**DIRECTION**
Please copy the items from the start through the line containing "bar-segment-japan-2022[interactable] [1030, 415, 1175, 514]", swapping "color-swatch-icon" for "legend-swatch" and leaving everything else unchanged.

[Excerpts from a layout annotation set]
# # # #
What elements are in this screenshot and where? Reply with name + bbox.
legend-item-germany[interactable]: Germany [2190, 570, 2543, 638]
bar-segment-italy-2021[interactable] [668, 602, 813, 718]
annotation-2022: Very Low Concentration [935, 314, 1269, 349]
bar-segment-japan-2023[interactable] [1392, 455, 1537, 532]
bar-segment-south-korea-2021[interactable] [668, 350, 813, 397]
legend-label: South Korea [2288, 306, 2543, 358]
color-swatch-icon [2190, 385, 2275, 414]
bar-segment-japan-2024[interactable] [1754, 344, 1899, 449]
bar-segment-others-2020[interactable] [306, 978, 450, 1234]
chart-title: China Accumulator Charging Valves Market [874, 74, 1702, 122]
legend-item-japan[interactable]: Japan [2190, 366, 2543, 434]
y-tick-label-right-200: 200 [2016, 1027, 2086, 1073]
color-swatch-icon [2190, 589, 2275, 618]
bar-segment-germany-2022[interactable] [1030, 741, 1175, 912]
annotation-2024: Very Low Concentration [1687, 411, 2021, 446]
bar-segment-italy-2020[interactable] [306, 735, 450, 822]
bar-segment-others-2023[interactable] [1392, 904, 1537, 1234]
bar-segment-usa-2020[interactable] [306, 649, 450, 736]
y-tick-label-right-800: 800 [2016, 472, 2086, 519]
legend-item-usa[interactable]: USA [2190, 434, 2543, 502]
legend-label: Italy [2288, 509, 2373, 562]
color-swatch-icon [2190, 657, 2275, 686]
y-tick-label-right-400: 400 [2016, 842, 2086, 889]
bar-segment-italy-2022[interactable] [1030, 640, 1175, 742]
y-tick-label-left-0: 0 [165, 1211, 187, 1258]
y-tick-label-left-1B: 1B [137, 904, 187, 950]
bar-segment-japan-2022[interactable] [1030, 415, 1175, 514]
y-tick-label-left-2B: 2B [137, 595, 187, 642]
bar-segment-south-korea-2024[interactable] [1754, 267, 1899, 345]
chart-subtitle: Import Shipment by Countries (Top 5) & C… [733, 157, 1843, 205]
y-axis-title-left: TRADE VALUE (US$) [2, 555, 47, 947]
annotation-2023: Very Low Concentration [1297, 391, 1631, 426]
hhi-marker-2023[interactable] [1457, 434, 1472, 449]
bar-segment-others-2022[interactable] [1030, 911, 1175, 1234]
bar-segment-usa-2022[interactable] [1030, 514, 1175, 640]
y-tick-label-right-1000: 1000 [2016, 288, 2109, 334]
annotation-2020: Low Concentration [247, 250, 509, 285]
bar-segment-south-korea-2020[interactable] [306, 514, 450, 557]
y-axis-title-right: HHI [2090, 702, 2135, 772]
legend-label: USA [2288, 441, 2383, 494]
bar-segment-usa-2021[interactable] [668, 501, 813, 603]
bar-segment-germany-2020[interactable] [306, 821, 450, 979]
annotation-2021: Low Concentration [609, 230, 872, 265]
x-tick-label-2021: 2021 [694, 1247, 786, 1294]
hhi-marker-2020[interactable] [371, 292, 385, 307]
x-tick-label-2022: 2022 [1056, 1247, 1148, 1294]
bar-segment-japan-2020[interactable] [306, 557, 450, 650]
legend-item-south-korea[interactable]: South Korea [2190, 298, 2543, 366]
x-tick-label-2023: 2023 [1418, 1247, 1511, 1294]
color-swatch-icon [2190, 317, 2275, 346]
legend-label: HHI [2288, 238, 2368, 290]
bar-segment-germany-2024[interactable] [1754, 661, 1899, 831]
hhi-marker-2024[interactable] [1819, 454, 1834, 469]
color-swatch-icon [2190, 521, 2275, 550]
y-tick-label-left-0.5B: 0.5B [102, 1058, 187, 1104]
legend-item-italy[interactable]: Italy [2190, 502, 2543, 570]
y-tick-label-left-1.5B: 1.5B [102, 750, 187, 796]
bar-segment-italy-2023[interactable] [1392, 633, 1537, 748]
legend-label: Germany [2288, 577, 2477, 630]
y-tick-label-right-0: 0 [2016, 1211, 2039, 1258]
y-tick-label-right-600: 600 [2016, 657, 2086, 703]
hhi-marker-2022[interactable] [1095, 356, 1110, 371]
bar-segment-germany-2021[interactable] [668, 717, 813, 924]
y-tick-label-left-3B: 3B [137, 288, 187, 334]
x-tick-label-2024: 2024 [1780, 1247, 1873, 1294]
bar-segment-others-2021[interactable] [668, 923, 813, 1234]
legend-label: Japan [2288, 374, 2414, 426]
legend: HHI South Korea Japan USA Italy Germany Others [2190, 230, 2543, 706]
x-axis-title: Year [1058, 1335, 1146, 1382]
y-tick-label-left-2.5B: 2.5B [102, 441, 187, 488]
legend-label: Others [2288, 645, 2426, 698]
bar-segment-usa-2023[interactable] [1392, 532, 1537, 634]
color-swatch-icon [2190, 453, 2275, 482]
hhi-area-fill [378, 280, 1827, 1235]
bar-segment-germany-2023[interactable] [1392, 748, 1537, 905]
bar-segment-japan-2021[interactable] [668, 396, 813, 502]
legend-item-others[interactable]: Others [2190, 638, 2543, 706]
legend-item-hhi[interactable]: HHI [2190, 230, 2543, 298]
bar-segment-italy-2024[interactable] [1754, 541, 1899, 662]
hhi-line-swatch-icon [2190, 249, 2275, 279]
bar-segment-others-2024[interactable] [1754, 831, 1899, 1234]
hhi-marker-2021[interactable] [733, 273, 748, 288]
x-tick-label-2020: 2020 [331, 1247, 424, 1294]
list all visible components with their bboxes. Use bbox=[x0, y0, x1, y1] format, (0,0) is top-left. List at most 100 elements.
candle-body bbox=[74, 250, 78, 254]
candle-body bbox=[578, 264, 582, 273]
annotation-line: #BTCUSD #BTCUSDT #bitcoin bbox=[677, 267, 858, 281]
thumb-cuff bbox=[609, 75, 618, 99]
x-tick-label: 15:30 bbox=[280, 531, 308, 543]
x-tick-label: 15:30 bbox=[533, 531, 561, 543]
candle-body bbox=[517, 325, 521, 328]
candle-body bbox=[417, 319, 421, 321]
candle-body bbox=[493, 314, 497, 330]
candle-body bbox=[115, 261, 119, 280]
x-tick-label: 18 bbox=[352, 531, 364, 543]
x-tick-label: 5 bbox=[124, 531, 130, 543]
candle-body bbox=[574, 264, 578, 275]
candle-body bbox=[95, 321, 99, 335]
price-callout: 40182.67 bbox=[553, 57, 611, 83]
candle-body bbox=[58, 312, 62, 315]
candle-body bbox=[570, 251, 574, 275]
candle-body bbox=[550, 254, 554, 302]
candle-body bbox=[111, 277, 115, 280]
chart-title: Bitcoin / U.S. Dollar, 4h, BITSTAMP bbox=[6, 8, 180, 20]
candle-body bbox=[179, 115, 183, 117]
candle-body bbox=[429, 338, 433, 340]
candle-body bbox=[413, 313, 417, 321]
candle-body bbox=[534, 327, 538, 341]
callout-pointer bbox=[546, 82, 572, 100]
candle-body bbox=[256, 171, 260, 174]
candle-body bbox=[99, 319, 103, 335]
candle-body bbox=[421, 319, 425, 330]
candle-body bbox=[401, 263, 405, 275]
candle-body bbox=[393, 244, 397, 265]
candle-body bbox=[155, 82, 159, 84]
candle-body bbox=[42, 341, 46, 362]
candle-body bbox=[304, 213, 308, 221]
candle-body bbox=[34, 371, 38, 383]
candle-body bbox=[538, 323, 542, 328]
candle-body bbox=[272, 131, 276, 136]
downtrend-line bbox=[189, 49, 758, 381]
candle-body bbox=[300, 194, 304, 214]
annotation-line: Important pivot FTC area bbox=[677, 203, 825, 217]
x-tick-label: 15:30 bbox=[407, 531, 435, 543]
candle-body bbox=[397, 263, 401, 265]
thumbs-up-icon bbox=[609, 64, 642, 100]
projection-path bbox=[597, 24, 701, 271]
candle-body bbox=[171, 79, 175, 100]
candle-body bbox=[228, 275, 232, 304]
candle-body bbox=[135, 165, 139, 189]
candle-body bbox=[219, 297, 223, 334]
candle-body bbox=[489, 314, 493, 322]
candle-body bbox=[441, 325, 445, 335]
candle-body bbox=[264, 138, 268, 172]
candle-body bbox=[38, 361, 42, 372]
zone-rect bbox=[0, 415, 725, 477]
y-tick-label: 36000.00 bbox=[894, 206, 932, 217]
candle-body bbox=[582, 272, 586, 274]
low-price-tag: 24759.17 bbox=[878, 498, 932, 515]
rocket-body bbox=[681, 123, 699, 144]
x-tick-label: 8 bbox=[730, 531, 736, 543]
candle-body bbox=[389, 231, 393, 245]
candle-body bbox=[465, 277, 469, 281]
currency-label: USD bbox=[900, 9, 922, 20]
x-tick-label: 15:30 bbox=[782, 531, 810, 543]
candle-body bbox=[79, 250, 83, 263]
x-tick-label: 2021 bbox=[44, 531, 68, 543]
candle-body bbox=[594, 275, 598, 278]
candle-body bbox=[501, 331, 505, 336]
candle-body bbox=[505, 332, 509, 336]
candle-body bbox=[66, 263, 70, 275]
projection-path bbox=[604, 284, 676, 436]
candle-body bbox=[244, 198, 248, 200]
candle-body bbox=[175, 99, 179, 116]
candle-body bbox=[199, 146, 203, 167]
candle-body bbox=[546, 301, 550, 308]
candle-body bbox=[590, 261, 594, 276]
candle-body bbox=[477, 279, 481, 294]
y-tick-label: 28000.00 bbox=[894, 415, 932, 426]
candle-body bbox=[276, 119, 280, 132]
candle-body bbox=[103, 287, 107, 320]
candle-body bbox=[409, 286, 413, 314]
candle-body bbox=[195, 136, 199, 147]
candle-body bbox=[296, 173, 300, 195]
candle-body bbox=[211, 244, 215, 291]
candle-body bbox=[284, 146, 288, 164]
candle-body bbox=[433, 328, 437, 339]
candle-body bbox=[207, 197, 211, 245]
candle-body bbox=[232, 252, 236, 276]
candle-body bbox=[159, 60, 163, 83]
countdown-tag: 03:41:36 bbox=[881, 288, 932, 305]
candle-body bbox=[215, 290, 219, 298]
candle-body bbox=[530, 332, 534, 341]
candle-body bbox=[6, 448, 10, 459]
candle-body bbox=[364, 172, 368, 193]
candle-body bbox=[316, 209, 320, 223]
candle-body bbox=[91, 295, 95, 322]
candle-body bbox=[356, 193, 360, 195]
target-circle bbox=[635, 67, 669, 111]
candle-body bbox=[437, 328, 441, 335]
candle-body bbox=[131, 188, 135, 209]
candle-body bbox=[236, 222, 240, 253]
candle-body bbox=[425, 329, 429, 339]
# # # #
**WRITTEN REPLY**
What elements are in this screenshot and where? Reply with name + bbox.
legend-item-germany[interactable]: Germany [2190, 570, 2543, 638]
bar-segment-italy-2021[interactable] [668, 602, 813, 718]
annotation-2022: Very Low Concentration [935, 314, 1269, 349]
bar-segment-japan-2023[interactable] [1392, 455, 1537, 532]
bar-segment-south-korea-2021[interactable] [668, 350, 813, 397]
legend-label: South Korea [2288, 306, 2543, 358]
legend-swatch [2190, 385, 2275, 414]
bar-segment-japan-2024[interactable] [1754, 344, 1899, 449]
bar-segment-others-2020[interactable] [306, 978, 450, 1234]
chart-title: China Accumulator Charging Valves Market [874, 74, 1702, 122]
legend-item-japan[interactable]: Japan [2190, 366, 2543, 434]
y-tick-label-right-200: 200 [2016, 1027, 2086, 1073]
legend-swatch [2190, 589, 2275, 618]
bar-segment-germany-2022[interactable] [1030, 741, 1175, 912]
annotation-2024: Very Low Concentration [1687, 411, 2021, 446]
bar-segment-italy-2020[interactable] [306, 735, 450, 822]
bar-segment-others-2023[interactable] [1392, 904, 1537, 1234]
bar-segment-usa-2020[interactable] [306, 649, 450, 736]
y-tick-label-right-800: 800 [2016, 472, 2086, 519]
legend-item-usa[interactable]: USA [2190, 434, 2543, 502]
legend-label: Italy [2288, 509, 2373, 562]
legend-swatch [2190, 657, 2275, 686]
y-tick-label-right-400: 400 [2016, 842, 2086, 889]
bar-segment-italy-2022[interactable] [1030, 640, 1175, 742]
y-tick-label-left-0: 0 [165, 1211, 187, 1258]
y-tick-label-left-1B: 1B [137, 904, 187, 950]
bar-segment-japan-2022[interactable] [1030, 415, 1175, 514]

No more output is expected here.